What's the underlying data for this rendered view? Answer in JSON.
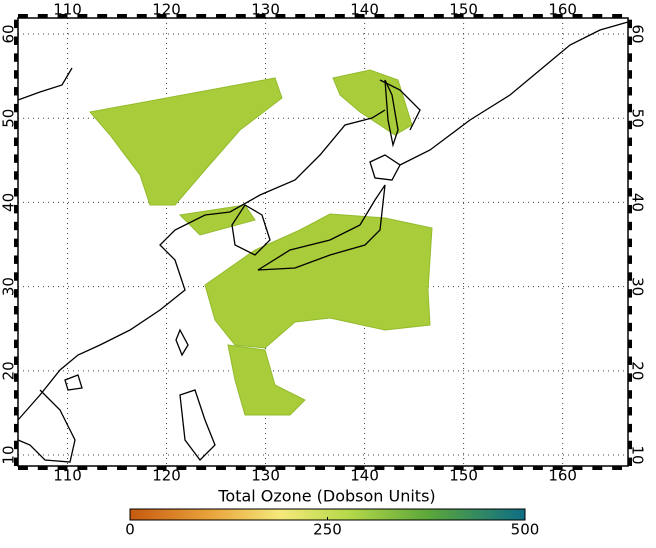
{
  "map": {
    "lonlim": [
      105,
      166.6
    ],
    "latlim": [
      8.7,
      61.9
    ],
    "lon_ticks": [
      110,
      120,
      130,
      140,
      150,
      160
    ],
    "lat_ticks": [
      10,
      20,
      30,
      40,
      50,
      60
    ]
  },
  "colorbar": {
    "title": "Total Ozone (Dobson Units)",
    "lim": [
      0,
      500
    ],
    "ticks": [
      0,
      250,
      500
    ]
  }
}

************

**Task description:** Without the pictures, restate all of the entries above verbatim.

**Output for this exercise:**
What's the underlying data for this rendered view? Answer in JSON.
{
  "map": {
    "lonlim": [
      105,
      166.6
    ],
    "latlim": [
      8.7,
      61.9
    ],
    "lon_ticks": [
      110,
      120,
      130,
      140,
      150,
      160
    ],
    "lat_ticks": [
      10,
      20,
      30,
      40,
      50,
      60
    ]
  },
  "colorbar": {
    "title": "Total Ozone (Dobson Units)",
    "lim": [
      0,
      500
    ],
    "ticks": [
      0,
      250,
      500
    ]
  }
}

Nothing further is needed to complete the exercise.